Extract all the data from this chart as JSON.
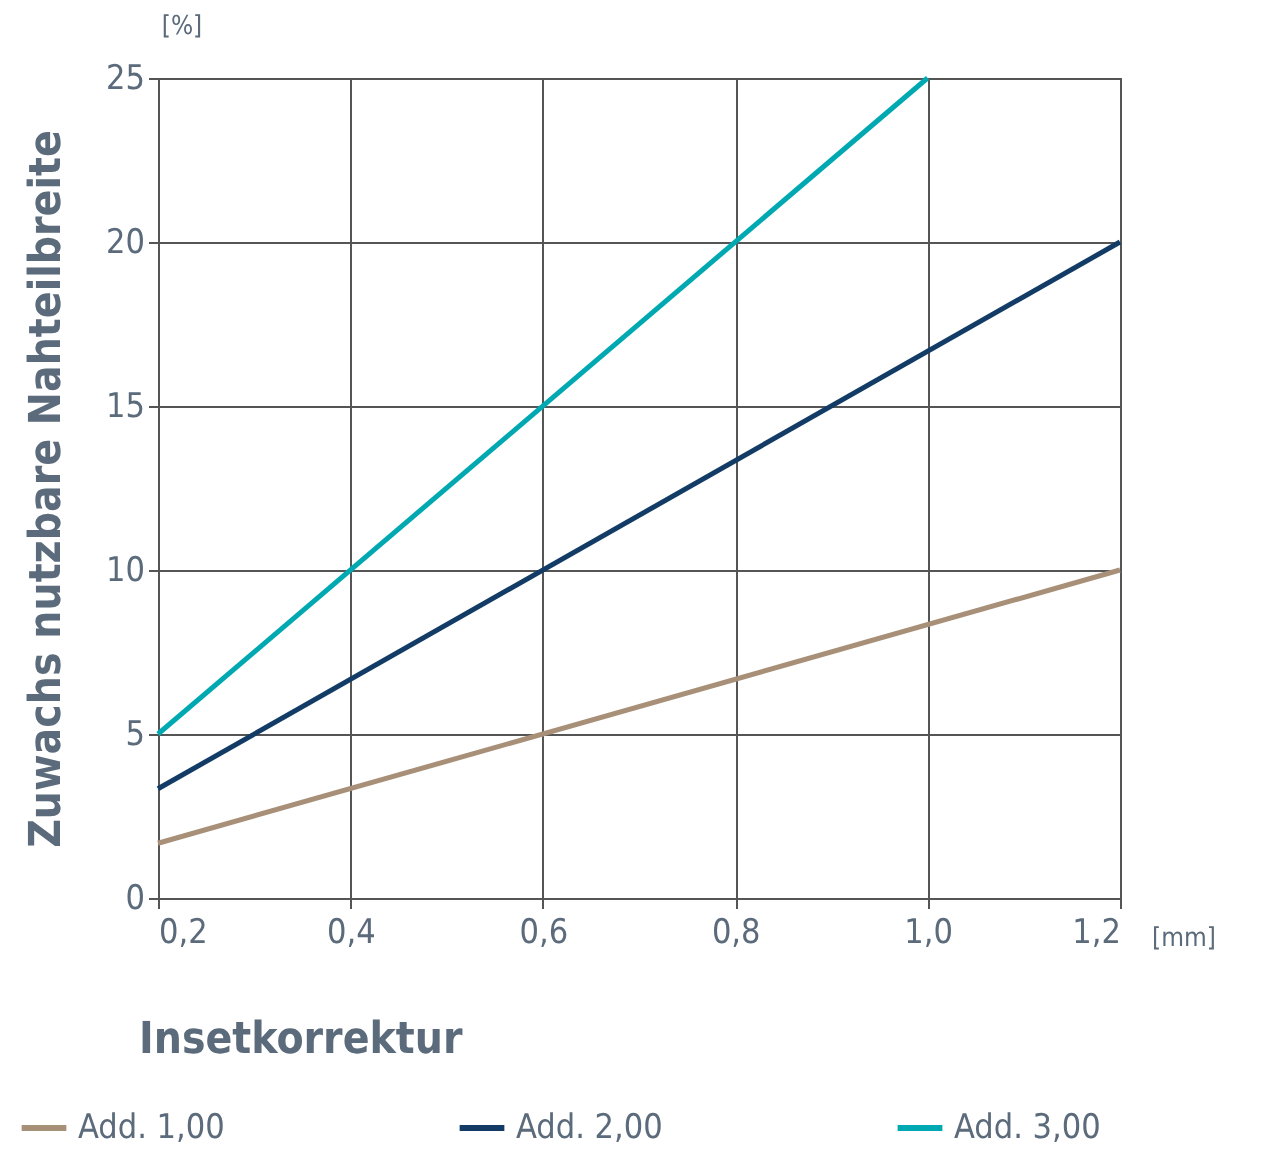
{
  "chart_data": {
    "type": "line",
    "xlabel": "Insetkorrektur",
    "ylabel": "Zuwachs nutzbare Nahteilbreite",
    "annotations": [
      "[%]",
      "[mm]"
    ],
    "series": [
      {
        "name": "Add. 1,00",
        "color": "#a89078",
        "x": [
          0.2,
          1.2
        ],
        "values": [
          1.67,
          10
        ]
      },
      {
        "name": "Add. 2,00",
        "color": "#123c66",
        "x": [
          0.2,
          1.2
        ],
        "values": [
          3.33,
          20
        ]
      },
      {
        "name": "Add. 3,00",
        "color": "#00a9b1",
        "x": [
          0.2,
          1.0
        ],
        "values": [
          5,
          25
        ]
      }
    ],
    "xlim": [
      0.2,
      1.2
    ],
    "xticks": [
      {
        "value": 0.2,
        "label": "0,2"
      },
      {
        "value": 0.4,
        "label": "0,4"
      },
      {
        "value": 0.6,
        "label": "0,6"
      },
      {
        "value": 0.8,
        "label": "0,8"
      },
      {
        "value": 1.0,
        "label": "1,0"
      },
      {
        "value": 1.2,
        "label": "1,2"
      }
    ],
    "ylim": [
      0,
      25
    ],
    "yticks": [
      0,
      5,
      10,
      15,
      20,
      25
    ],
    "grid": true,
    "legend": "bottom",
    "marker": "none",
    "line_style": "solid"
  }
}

- _THE TASK_: Reproduce the data above in full, exactly as it is, with the pictures left out.

- _OUTPUT OF THE EXERCISE_:
Extract all the data from this chart as JSON.
{
  "chart_data": {
    "type": "line",
    "xlabel": "Insetkorrektur",
    "ylabel": "Zuwachs nutzbare Nahteilbreite",
    "annotations": [
      "[%]",
      "[mm]"
    ],
    "series": [
      {
        "name": "Add. 1,00",
        "color": "#a89078",
        "x": [
          0.2,
          1.2
        ],
        "values": [
          1.67,
          10
        ]
      },
      {
        "name": "Add. 2,00",
        "color": "#123c66",
        "x": [
          0.2,
          1.2
        ],
        "values": [
          3.33,
          20
        ]
      },
      {
        "name": "Add. 3,00",
        "color": "#00a9b1",
        "x": [
          0.2,
          1.0
        ],
        "values": [
          5,
          25
        ]
      }
    ],
    "xlim": [
      0.2,
      1.2
    ],
    "xticks": [
      {
        "value": 0.2,
        "label": "0,2"
      },
      {
        "value": 0.4,
        "label": "0,4"
      },
      {
        "value": 0.6,
        "label": "0,6"
      },
      {
        "value": 0.8,
        "label": "0,8"
      },
      {
        "value": 1.0,
        "label": "1,0"
      },
      {
        "value": 1.2,
        "label": "1,2"
      }
    ],
    "ylim": [
      0,
      25
    ],
    "yticks": [
      0,
      5,
      10,
      15,
      20,
      25
    ],
    "grid": true,
    "legend": "bottom",
    "marker": "none",
    "line_style": "solid"
  }
}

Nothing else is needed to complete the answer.